── RAW RECORDS ──

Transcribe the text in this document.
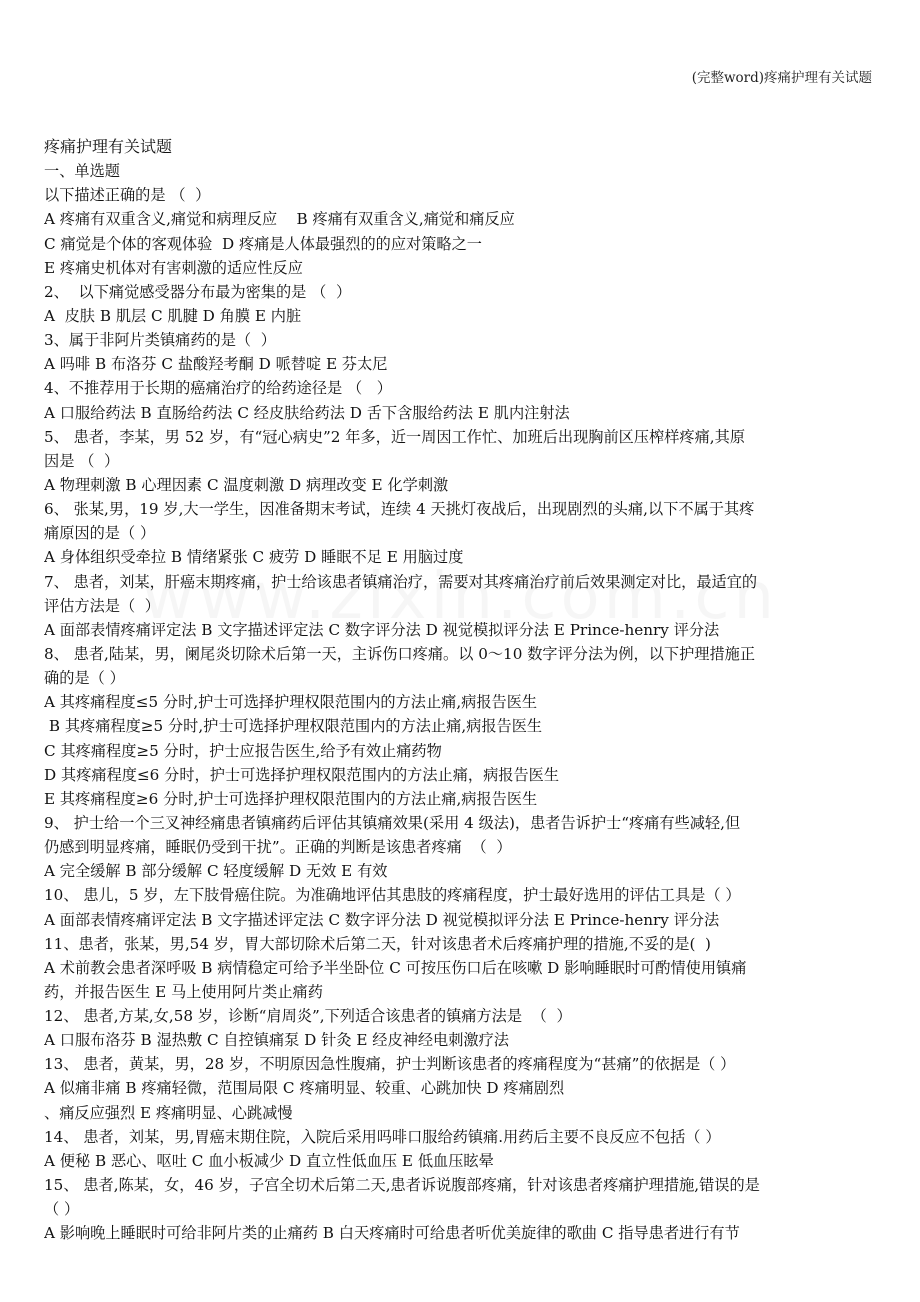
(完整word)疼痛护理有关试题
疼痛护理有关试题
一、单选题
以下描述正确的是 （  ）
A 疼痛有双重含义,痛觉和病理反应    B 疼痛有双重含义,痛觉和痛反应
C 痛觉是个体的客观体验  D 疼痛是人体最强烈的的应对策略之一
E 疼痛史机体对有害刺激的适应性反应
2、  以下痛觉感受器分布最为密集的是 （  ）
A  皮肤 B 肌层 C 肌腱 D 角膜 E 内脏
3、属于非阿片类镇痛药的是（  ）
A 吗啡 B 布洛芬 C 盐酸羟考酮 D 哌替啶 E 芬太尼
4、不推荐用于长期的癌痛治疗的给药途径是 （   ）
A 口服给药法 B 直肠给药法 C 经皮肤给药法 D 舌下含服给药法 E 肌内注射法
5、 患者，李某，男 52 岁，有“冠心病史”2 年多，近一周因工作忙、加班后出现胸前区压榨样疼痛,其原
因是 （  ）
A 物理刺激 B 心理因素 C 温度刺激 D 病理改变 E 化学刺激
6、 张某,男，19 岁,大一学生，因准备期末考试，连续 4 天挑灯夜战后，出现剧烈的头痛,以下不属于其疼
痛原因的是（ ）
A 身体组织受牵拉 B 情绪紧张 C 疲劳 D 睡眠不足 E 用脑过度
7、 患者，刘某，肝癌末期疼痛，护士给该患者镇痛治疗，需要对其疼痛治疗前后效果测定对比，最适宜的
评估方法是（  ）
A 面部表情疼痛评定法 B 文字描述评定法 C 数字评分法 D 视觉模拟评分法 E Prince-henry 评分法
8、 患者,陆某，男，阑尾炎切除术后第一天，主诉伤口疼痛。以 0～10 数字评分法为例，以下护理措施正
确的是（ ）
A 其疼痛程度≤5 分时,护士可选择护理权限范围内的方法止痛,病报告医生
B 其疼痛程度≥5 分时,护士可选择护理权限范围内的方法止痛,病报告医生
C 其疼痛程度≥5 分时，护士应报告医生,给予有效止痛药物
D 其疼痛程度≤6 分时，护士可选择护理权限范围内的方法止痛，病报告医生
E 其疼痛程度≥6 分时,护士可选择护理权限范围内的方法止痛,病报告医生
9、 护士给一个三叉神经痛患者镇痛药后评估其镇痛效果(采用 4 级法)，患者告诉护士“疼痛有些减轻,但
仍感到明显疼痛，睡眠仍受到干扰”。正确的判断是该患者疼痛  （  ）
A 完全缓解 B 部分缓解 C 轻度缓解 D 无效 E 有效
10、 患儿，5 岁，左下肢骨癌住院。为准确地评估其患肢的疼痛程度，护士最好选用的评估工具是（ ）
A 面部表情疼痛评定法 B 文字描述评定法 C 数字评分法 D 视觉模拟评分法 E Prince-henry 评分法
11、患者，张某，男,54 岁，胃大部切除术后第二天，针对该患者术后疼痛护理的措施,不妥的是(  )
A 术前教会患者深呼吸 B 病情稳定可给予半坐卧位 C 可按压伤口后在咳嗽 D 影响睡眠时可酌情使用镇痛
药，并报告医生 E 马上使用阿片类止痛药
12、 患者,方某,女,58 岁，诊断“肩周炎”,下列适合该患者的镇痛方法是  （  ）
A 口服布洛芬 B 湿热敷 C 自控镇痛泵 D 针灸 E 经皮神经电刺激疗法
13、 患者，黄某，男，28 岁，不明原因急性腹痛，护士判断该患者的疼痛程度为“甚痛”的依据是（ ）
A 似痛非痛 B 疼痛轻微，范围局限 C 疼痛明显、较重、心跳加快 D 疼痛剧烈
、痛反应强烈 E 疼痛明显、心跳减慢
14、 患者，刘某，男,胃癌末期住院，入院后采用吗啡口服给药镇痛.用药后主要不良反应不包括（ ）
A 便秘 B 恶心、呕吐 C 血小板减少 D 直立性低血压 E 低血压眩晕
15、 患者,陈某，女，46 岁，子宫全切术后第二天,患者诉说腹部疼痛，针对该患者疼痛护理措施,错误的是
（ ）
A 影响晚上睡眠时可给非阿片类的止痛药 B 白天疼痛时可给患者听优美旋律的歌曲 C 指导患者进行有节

───

_EXERCISE DETAILS_
Write the listing out a second time exactly, dropping all images.

_OUTPUT BELOW_
Transcribe the text in this document.
(完整word)疼痛护理有关试题
疼痛护理有关试题
一、单选题
以下描述正确的是 （  ）
A 疼痛有双重含义,痛觉和病理反应    B 疼痛有双重含义,痛觉和痛反应
C 痛觉是个体的客观体验  D 疼痛是人体最强烈的的应对策略之一
E 疼痛史机体对有害刺激的适应性反应
2、  以下痛觉感受器分布最为密集的是 （  ）
A  皮肤 B 肌层 C 肌腱 D 角膜 E 内脏
3、属于非阿片类镇痛药的是（  ）
A 吗啡 B 布洛芬 C 盐酸羟考酮 D 哌替啶 E 芬太尼
4、不推荐用于长期的癌痛治疗的给药途径是 （   ）
A 口服给药法 B 直肠给药法 C 经皮肤给药法 D 舌下含服给药法 E 肌内注射法
5、 患者，李某，男 52 岁，有“冠心病史”2 年多，近一周因工作忙、加班后出现胸前区压榨样疼痛,其原
因是 （  ）
A 物理刺激 B 心理因素 C 温度刺激 D 病理改变 E 化学刺激
6、 张某,男，19 岁,大一学生，因准备期末考试，连续 4 天挑灯夜战后，出现剧烈的头痛,以下不属于其疼
痛原因的是（ ）
A 身体组织受牵拉 B 情绪紧张 C 疲劳 D 睡眠不足 E 用脑过度
7、 患者，刘某，肝癌末期疼痛，护士给该患者镇痛治疗，需要对其疼痛治疗前后效果测定对比，最适宜的
评估方法是（  ）
A 面部表情疼痛评定法 B 文字描述评定法 C 数字评分法 D 视觉模拟评分法 E Prince-henry 评分法
8、 患者,陆某，男，阑尾炎切除术后第一天，主诉伤口疼痛。以 0～10 数字评分法为例，以下护理措施正
确的是（ ）
A 其疼痛程度≤5 分时,护士可选择护理权限范围内的方法止痛,病报告医生
B 其疼痛程度≥5 分时,护士可选择护理权限范围内的方法止痛,病报告医生
C 其疼痛程度≥5 分时，护士应报告医生,给予有效止痛药物
D 其疼痛程度≤6 分时，护士可选择护理权限范围内的方法止痛，病报告医生
E 其疼痛程度≥6 分时,护士可选择护理权限范围内的方法止痛,病报告医生
9、 护士给一个三叉神经痛患者镇痛药后评估其镇痛效果(采用 4 级法)，患者告诉护士“疼痛有些减轻,但
仍感到明显疼痛，睡眠仍受到干扰”。正确的判断是该患者疼痛  （  ）
A 完全缓解 B 部分缓解 C 轻度缓解 D 无效 E 有效
10、 患儿，5 岁，左下肢骨癌住院。为准确地评估其患肢的疼痛程度，护士最好选用的评估工具是（ ）
A 面部表情疼痛评定法 B 文字描述评定法 C 数字评分法 D 视觉模拟评分法 E Prince-henry 评分法
11、患者，张某，男,54 岁，胃大部切除术后第二天，针对该患者术后疼痛护理的措施,不妥的是(  )
A 术前教会患者深呼吸 B 病情稳定可给予半坐卧位 C 可按压伤口后在咳嗽 D 影响睡眠时可酌情使用镇痛
药，并报告医生 E 马上使用阿片类止痛药
12、 患者,方某,女,58 岁，诊断“肩周炎”,下列适合该患者的镇痛方法是  （  ）
A 口服布洛芬 B 湿热敷 C 自控镇痛泵 D 针灸 E 经皮神经电刺激疗法
13、 患者，黄某，男，28 岁，不明原因急性腹痛，护士判断该患者的疼痛程度为“甚痛”的依据是（ ）
A 似痛非痛 B 疼痛轻微，范围局限 C 疼痛明显、较重、心跳加快 D 疼痛剧烈
、痛反应强烈 E 疼痛明显、心跳减慢
14、 患者，刘某，男,胃癌末期住院，入院后采用吗啡口服给药镇痛.用药后主要不良反应不包括（ ）
A 便秘 B 恶心、呕吐 C 血小板减少 D 直立性低血压 E 低血压眩晕
15、 患者,陈某，女，46 岁，子宫全切术后第二天,患者诉说腹部疼痛，针对该患者疼痛护理措施,错误的是
（ ）
A 影响晚上睡眠时可给非阿片类的止痛药 B 白天疼痛时可给患者听优美旋律的歌曲 C 指导患者进行有节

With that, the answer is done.